╭─ Raw records

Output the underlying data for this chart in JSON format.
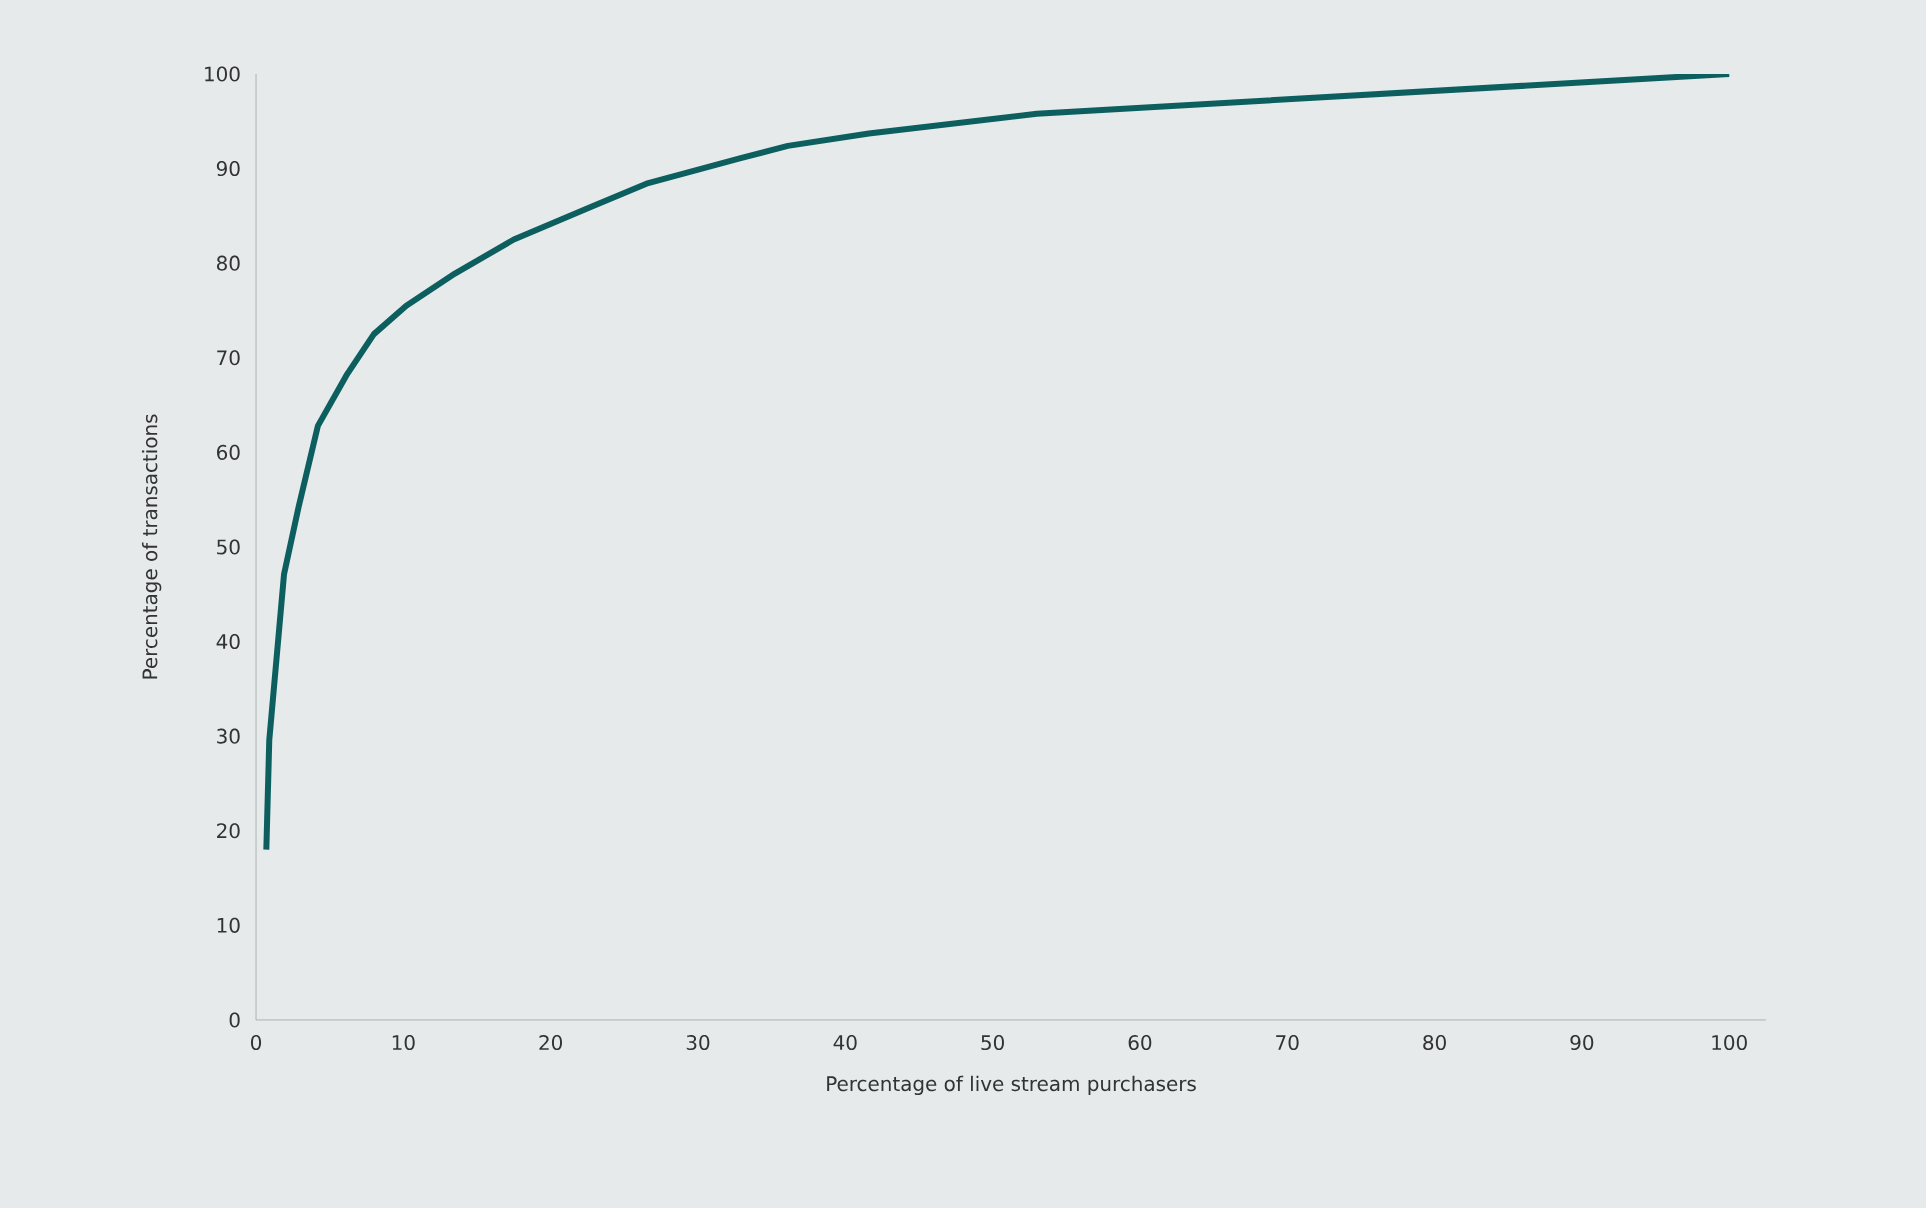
{
  "chart_data": {
    "type": "line",
    "xlabel": "Percentage of live stream purchasers",
    "ylabel": "Percentage of transactions",
    "xlim": [
      0,
      102.5
    ],
    "ylim": [
      0,
      100
    ],
    "xticks": [
      0,
      10,
      20,
      30,
      40,
      50,
      60,
      70,
      80,
      90,
      100
    ],
    "yticks": [
      0,
      10,
      20,
      30,
      40,
      50,
      60,
      70,
      80,
      90,
      100
    ],
    "grid": false,
    "marker": "none",
    "line_style": "solid",
    "series": [
      {
        "color": "#0d5f5f",
        "x": [
          0.7,
          0.9,
          1.9,
          2.9,
          4.2,
          6.2,
          8.0,
          10.2,
          13.5,
          17.5,
          22.8,
          26.5,
          32.9,
          36.1,
          41.6,
          53.0,
          100
        ],
        "values": [
          18.0,
          29.6,
          47.1,
          54.3,
          62.8,
          68.3,
          72.5,
          75.5,
          78.9,
          82.5,
          86.0,
          88.4,
          91.1,
          92.4,
          93.7,
          95.8,
          100
        ]
      }
    ]
  }
}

╰─

■ What this task involves ■
Skip every picture and transcribe the data above exactly.

■ Solution to this exercise ■
Output the underlying data for this chart in JSON format.
{
  "chart_data": {
    "type": "line",
    "xlabel": "Percentage of live stream purchasers",
    "ylabel": "Percentage of transactions",
    "xlim": [
      0,
      102.5
    ],
    "ylim": [
      0,
      100
    ],
    "xticks": [
      0,
      10,
      20,
      30,
      40,
      50,
      60,
      70,
      80,
      90,
      100
    ],
    "yticks": [
      0,
      10,
      20,
      30,
      40,
      50,
      60,
      70,
      80,
      90,
      100
    ],
    "grid": false,
    "marker": "none",
    "line_style": "solid",
    "series": [
      {
        "color": "#0d5f5f",
        "x": [
          0.7,
          0.9,
          1.9,
          2.9,
          4.2,
          6.2,
          8.0,
          10.2,
          13.5,
          17.5,
          22.8,
          26.5,
          32.9,
          36.1,
          41.6,
          53.0,
          100
        ],
        "values": [
          18.0,
          29.6,
          47.1,
          54.3,
          62.8,
          68.3,
          72.5,
          75.5,
          78.9,
          82.5,
          86.0,
          88.4,
          91.1,
          92.4,
          93.7,
          95.8,
          100
        ]
      }
    ]
  }
}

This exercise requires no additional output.